▶ Set of tasks:
**A.** According to the article about the iOS reboot code, in which iOS version does the issue appear to have first been introduced?
**B.** Swap "iPhone" for "iPod" in the article about the iOS reboot code, and write out the passage between "Developer Demos Web" and "and time again.", inclusive, with that change.

▶ Supplied text:
Developer Demos Web Code That Can Cause iOS 7+ Devices To Reboot
The thought of something simple like a link or an iMessage being able to take down an iPhone or an iPad used to be something that we would scoff at, but as the years have rolled on, it’s happened time and time again.
Apple tends to fix these things pretty quickly, but there’s a new issue for its teams to work on after a security researcher going by the name @pwnsdx on Twitter shared information that can cause a kernel panic on iOS devices.
The issue, which appears to have first been introduced in iOS 7 but continues to be prevalent in iOS 12, means that a few lines of code that apply a blur effect to some elements on the page can overload WebKit, the rendering engine that iOS uses and is obviously heavily utilized by Safari and other parts of iOS. When WebKit becomes overloaded, the system as a whole crashes, causing the device to restart completely.

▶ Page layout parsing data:
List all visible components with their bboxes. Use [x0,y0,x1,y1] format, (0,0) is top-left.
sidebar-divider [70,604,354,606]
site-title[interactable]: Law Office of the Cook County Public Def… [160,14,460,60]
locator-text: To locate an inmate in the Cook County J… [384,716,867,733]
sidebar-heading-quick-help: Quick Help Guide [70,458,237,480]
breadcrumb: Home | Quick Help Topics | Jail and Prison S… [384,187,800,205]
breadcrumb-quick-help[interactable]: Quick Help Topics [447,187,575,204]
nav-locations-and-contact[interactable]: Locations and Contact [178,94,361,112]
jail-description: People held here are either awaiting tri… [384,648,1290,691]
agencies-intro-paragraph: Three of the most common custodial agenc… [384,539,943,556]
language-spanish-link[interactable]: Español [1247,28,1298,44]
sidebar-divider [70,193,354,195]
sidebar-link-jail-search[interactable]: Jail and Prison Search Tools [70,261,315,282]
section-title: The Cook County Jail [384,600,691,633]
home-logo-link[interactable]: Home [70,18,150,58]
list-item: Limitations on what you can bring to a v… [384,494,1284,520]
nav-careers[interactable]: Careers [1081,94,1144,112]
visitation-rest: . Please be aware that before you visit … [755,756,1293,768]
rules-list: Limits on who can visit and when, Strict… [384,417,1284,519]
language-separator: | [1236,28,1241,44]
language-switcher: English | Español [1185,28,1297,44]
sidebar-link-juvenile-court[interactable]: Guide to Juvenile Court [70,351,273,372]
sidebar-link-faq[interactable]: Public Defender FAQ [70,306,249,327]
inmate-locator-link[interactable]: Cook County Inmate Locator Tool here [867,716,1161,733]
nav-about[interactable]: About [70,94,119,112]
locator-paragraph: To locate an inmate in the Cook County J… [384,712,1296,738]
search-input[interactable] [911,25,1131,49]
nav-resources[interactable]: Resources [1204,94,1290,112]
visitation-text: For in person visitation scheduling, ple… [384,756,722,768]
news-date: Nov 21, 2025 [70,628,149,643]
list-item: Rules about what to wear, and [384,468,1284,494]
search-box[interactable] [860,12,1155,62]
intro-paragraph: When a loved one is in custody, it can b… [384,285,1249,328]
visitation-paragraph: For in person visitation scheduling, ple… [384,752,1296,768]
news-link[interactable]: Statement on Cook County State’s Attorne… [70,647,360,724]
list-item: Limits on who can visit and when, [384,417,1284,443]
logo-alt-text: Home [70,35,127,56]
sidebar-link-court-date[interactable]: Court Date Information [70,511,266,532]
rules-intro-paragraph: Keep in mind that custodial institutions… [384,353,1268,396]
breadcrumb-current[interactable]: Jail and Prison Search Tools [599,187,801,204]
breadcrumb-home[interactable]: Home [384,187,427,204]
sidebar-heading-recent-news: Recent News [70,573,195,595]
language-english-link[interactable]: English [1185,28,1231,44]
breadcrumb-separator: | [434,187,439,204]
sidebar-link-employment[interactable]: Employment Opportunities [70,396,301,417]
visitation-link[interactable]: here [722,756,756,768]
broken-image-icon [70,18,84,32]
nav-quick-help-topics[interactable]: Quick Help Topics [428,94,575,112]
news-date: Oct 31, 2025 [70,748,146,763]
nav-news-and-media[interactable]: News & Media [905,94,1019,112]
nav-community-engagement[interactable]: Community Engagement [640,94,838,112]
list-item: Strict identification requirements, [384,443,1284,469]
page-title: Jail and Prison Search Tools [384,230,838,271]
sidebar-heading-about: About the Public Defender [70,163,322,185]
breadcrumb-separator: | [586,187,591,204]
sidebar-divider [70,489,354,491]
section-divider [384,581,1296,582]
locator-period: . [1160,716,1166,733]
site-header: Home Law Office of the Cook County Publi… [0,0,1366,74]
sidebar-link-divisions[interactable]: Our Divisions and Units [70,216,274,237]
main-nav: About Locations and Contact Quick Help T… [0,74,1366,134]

▶ Answers for the exercise:
**A.** iOS 7

**B.**
Developer Demos Web Code That Can Cause iOS 7+ Devices To Reboot
The thought of something simple like a link or an iMessage being able to take down an iPod or an iPad used to be something that we would scoff at, but as the years have rolled on, it’s happened time and time again.